» **Objective**: Give back each entry unchanged, minus pictures.

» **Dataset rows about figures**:
***

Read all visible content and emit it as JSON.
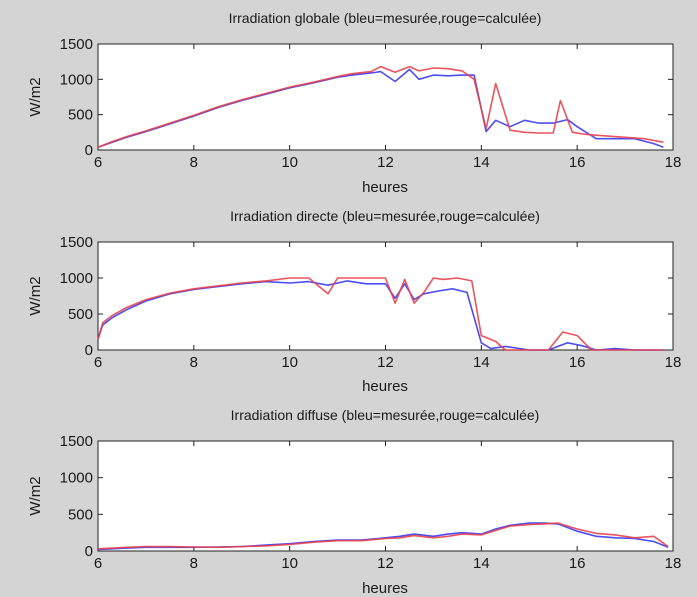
{
  "figure": {
    "background": "#d4d4d4"
  },
  "chart_data": [
    {
      "type": "line",
      "title": "Irradiation globale (bleu=mesurée,rouge=calculée)",
      "xlabel": "heures",
      "ylabel": "W/m2",
      "xlim": [
        6,
        18
      ],
      "ylim": [
        0,
        1500
      ],
      "xticks": [
        "6",
        "8",
        "10",
        "12",
        "14",
        "16",
        "18"
      ],
      "yticks": [
        "0",
        "500",
        "1000",
        "1500"
      ],
      "grid": false,
      "series": [
        {
          "color": "#3a3aef",
          "x": [
            6.0,
            6.3,
            6.6,
            7.0,
            7.5,
            8.0,
            8.5,
            9.0,
            9.5,
            10.0,
            10.5,
            11.0,
            11.3,
            11.7,
            11.9,
            12.2,
            12.5,
            12.7,
            13.0,
            13.3,
            13.6,
            13.85,
            14.1,
            14.3,
            14.6,
            14.9,
            15.2,
            15.5,
            15.8,
            16.0,
            16.4,
            16.8,
            17.2,
            17.6,
            17.8
          ],
          "y": [
            40,
            110,
            180,
            260,
            370,
            480,
            600,
            700,
            790,
            880,
            950,
            1030,
            1060,
            1090,
            1110,
            970,
            1140,
            1000,
            1060,
            1050,
            1060,
            1060,
            260,
            420,
            330,
            420,
            380,
            380,
            430,
            330,
            160,
            160,
            160,
            90,
            40
          ]
        },
        {
          "color": "#e8414a",
          "x": [
            6.0,
            6.3,
            6.6,
            7.0,
            7.5,
            8.0,
            8.5,
            9.0,
            9.5,
            10.0,
            10.5,
            11.0,
            11.3,
            11.7,
            11.9,
            12.2,
            12.5,
            12.7,
            13.0,
            13.3,
            13.6,
            13.85,
            14.1,
            14.3,
            14.6,
            14.9,
            15.2,
            15.5,
            15.65,
            15.9,
            16.2,
            16.6,
            17.0,
            17.4,
            17.8
          ],
          "y": [
            40,
            120,
            190,
            270,
            380,
            490,
            610,
            710,
            800,
            890,
            960,
            1040,
            1080,
            1110,
            1180,
            1100,
            1180,
            1120,
            1160,
            1150,
            1120,
            1000,
            300,
            940,
            280,
            250,
            240,
            240,
            700,
            250,
            220,
            200,
            180,
            160,
            110
          ]
        }
      ]
    },
    {
      "type": "line",
      "title": "Irradiation directe (bleu=mesurée,rouge=calculée)",
      "xlabel": "heures",
      "ylabel": "W/m2",
      "xlim": [
        6,
        18
      ],
      "ylim": [
        0,
        1500
      ],
      "xticks": [
        "6",
        "8",
        "10",
        "12",
        "14",
        "16",
        "18"
      ],
      "yticks": [
        "0",
        "500",
        "1000",
        "1500"
      ],
      "grid": false,
      "series": [
        {
          "color": "#3a3aef",
          "x": [
            6.0,
            6.1,
            6.3,
            6.6,
            7.0,
            7.5,
            8.0,
            8.5,
            9.0,
            9.5,
            10.0,
            10.4,
            10.8,
            11.2,
            11.6,
            12.0,
            12.2,
            12.4,
            12.6,
            12.8,
            13.1,
            13.4,
            13.7,
            14.0,
            14.2,
            14.5,
            15.0,
            15.4,
            15.8,
            16.1,
            16.4,
            16.8,
            17.2,
            17.8
          ],
          "y": [
            150,
            350,
            450,
            560,
            680,
            780,
            840,
            880,
            920,
            950,
            930,
            950,
            900,
            960,
            920,
            920,
            720,
            920,
            700,
            780,
            820,
            850,
            800,
            100,
            20,
            50,
            0,
            0,
            100,
            60,
            0,
            20,
            0,
            0
          ]
        },
        {
          "color": "#e8414a",
          "x": [
            6.0,
            6.1,
            6.3,
            6.6,
            7.0,
            7.5,
            8.0,
            8.5,
            9.0,
            9.5,
            10.0,
            10.4,
            10.8,
            11.0,
            11.2,
            11.6,
            12.0,
            12.2,
            12.4,
            12.6,
            12.8,
            13.0,
            13.2,
            13.5,
            13.8,
            14.0,
            14.3,
            14.5,
            15.0,
            15.4,
            15.7,
            16.0,
            16.3,
            16.7,
            17.2,
            17.8
          ],
          "y": [
            150,
            380,
            480,
            590,
            700,
            790,
            850,
            890,
            930,
            960,
            1000,
            1000,
            780,
            1000,
            1000,
            1000,
            1000,
            650,
            980,
            650,
            800,
            1000,
            980,
            1000,
            960,
            200,
            120,
            0,
            0,
            0,
            250,
            200,
            0,
            0,
            0,
            0
          ]
        }
      ]
    },
    {
      "type": "line",
      "title": "Irradiation diffuse (bleu=mesurée,rouge=calculée)",
      "xlabel": "heures",
      "ylabel": "W/m2",
      "xlim": [
        6,
        18
      ],
      "ylim": [
        0,
        1500
      ],
      "xticks": [
        "6",
        "8",
        "10",
        "12",
        "14",
        "16",
        "18"
      ],
      "yticks": [
        "0",
        "500",
        "1000",
        "1500"
      ],
      "grid": false,
      "series": [
        {
          "color": "#3a3aef",
          "x": [
            6.0,
            6.3,
            6.6,
            7.0,
            7.5,
            8.0,
            8.5,
            9.0,
            9.5,
            10.0,
            10.5,
            11.0,
            11.5,
            12.0,
            12.3,
            12.6,
            13.0,
            13.3,
            13.6,
            14.0,
            14.3,
            14.6,
            15.0,
            15.3,
            15.6,
            16.0,
            16.4,
            16.8,
            17.2,
            17.6,
            17.9
          ],
          "y": [
            20,
            30,
            40,
            50,
            50,
            50,
            55,
            60,
            80,
            100,
            130,
            150,
            150,
            180,
            200,
            230,
            200,
            230,
            250,
            230,
            300,
            350,
            380,
            380,
            370,
            270,
            200,
            180,
            170,
            130,
            50
          ]
        },
        {
          "color": "#e8414a",
          "x": [
            6.0,
            6.3,
            6.6,
            7.0,
            7.5,
            8.0,
            8.5,
            9.0,
            9.5,
            10.0,
            10.5,
            11.0,
            11.5,
            12.0,
            12.3,
            12.6,
            13.0,
            13.3,
            13.6,
            14.0,
            14.3,
            14.6,
            15.0,
            15.3,
            15.6,
            16.0,
            16.4,
            16.8,
            17.2,
            17.6,
            17.9
          ],
          "y": [
            30,
            40,
            50,
            60,
            60,
            55,
            50,
            60,
            70,
            90,
            120,
            140,
            140,
            170,
            180,
            210,
            180,
            200,
            230,
            220,
            280,
            340,
            360,
            370,
            380,
            300,
            240,
            220,
            180,
            200,
            60
          ]
        }
      ]
    }
  ]
}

***

» **Reply**:
Read all visible content and emit it as JSON.
{
  "figure": {
    "background": "#d4d4d4"
  },
  "chart_data": [
    {
      "type": "line",
      "title": "Irradiation globale (bleu=mesurée,rouge=calculée)",
      "xlabel": "heures",
      "ylabel": "W/m2",
      "xlim": [
        6,
        18
      ],
      "ylim": [
        0,
        1500
      ],
      "xticks": [
        "6",
        "8",
        "10",
        "12",
        "14",
        "16",
        "18"
      ],
      "yticks": [
        "0",
        "500",
        "1000",
        "1500"
      ],
      "grid": false,
      "series": [
        {
          "color": "#3a3aef",
          "x": [
            6.0,
            6.3,
            6.6,
            7.0,
            7.5,
            8.0,
            8.5,
            9.0,
            9.5,
            10.0,
            10.5,
            11.0,
            11.3,
            11.7,
            11.9,
            12.2,
            12.5,
            12.7,
            13.0,
            13.3,
            13.6,
            13.85,
            14.1,
            14.3,
            14.6,
            14.9,
            15.2,
            15.5,
            15.8,
            16.0,
            16.4,
            16.8,
            17.2,
            17.6,
            17.8
          ],
          "y": [
            40,
            110,
            180,
            260,
            370,
            480,
            600,
            700,
            790,
            880,
            950,
            1030,
            1060,
            1090,
            1110,
            970,
            1140,
            1000,
            1060,
            1050,
            1060,
            1060,
            260,
            420,
            330,
            420,
            380,
            380,
            430,
            330,
            160,
            160,
            160,
            90,
            40
          ]
        },
        {
          "color": "#e8414a",
          "x": [
            6.0,
            6.3,
            6.6,
            7.0,
            7.5,
            8.0,
            8.5,
            9.0,
            9.5,
            10.0,
            10.5,
            11.0,
            11.3,
            11.7,
            11.9,
            12.2,
            12.5,
            12.7,
            13.0,
            13.3,
            13.6,
            13.85,
            14.1,
            14.3,
            14.6,
            14.9,
            15.2,
            15.5,
            15.65,
            15.9,
            16.2,
            16.6,
            17.0,
            17.4,
            17.8
          ],
          "y": [
            40,
            120,
            190,
            270,
            380,
            490,
            610,
            710,
            800,
            890,
            960,
            1040,
            1080,
            1110,
            1180,
            1100,
            1180,
            1120,
            1160,
            1150,
            1120,
            1000,
            300,
            940,
            280,
            250,
            240,
            240,
            700,
            250,
            220,
            200,
            180,
            160,
            110
          ]
        }
      ]
    },
    {
      "type": "line",
      "title": "Irradiation directe (bleu=mesurée,rouge=calculée)",
      "xlabel": "heures",
      "ylabel": "W/m2",
      "xlim": [
        6,
        18
      ],
      "ylim": [
        0,
        1500
      ],
      "xticks": [
        "6",
        "8",
        "10",
        "12",
        "14",
        "16",
        "18"
      ],
      "yticks": [
        "0",
        "500",
        "1000",
        "1500"
      ],
      "grid": false,
      "series": [
        {
          "color": "#3a3aef",
          "x": [
            6.0,
            6.1,
            6.3,
            6.6,
            7.0,
            7.5,
            8.0,
            8.5,
            9.0,
            9.5,
            10.0,
            10.4,
            10.8,
            11.2,
            11.6,
            12.0,
            12.2,
            12.4,
            12.6,
            12.8,
            13.1,
            13.4,
            13.7,
            14.0,
            14.2,
            14.5,
            15.0,
            15.4,
            15.8,
            16.1,
            16.4,
            16.8,
            17.2,
            17.8
          ],
          "y": [
            150,
            350,
            450,
            560,
            680,
            780,
            840,
            880,
            920,
            950,
            930,
            950,
            900,
            960,
            920,
            920,
            720,
            920,
            700,
            780,
            820,
            850,
            800,
            100,
            20,
            50,
            0,
            0,
            100,
            60,
            0,
            20,
            0,
            0
          ]
        },
        {
          "color": "#e8414a",
          "x": [
            6.0,
            6.1,
            6.3,
            6.6,
            7.0,
            7.5,
            8.0,
            8.5,
            9.0,
            9.5,
            10.0,
            10.4,
            10.8,
            11.0,
            11.2,
            11.6,
            12.0,
            12.2,
            12.4,
            12.6,
            12.8,
            13.0,
            13.2,
            13.5,
            13.8,
            14.0,
            14.3,
            14.5,
            15.0,
            15.4,
            15.7,
            16.0,
            16.3,
            16.7,
            17.2,
            17.8
          ],
          "y": [
            150,
            380,
            480,
            590,
            700,
            790,
            850,
            890,
            930,
            960,
            1000,
            1000,
            780,
            1000,
            1000,
            1000,
            1000,
            650,
            980,
            650,
            800,
            1000,
            980,
            1000,
            960,
            200,
            120,
            0,
            0,
            0,
            250,
            200,
            0,
            0,
            0,
            0
          ]
        }
      ]
    },
    {
      "type": "line",
      "title": "Irradiation diffuse (bleu=mesurée,rouge=calculée)",
      "xlabel": "heures",
      "ylabel": "W/m2",
      "xlim": [
        6,
        18
      ],
      "ylim": [
        0,
        1500
      ],
      "xticks": [
        "6",
        "8",
        "10",
        "12",
        "14",
        "16",
        "18"
      ],
      "yticks": [
        "0",
        "500",
        "1000",
        "1500"
      ],
      "grid": false,
      "series": [
        {
          "color": "#3a3aef",
          "x": [
            6.0,
            6.3,
            6.6,
            7.0,
            7.5,
            8.0,
            8.5,
            9.0,
            9.5,
            10.0,
            10.5,
            11.0,
            11.5,
            12.0,
            12.3,
            12.6,
            13.0,
            13.3,
            13.6,
            14.0,
            14.3,
            14.6,
            15.0,
            15.3,
            15.6,
            16.0,
            16.4,
            16.8,
            17.2,
            17.6,
            17.9
          ],
          "y": [
            20,
            30,
            40,
            50,
            50,
            50,
            55,
            60,
            80,
            100,
            130,
            150,
            150,
            180,
            200,
            230,
            200,
            230,
            250,
            230,
            300,
            350,
            380,
            380,
            370,
            270,
            200,
            180,
            170,
            130,
            50
          ]
        },
        {
          "color": "#e8414a",
          "x": [
            6.0,
            6.3,
            6.6,
            7.0,
            7.5,
            8.0,
            8.5,
            9.0,
            9.5,
            10.0,
            10.5,
            11.0,
            11.5,
            12.0,
            12.3,
            12.6,
            13.0,
            13.3,
            13.6,
            14.0,
            14.3,
            14.6,
            15.0,
            15.3,
            15.6,
            16.0,
            16.4,
            16.8,
            17.2,
            17.6,
            17.9
          ],
          "y": [
            30,
            40,
            50,
            60,
            60,
            55,
            50,
            60,
            70,
            90,
            120,
            140,
            140,
            170,
            180,
            210,
            180,
            200,
            230,
            220,
            280,
            340,
            360,
            370,
            380,
            300,
            240,
            220,
            180,
            200,
            60
          ]
        }
      ]
    }
  ]
}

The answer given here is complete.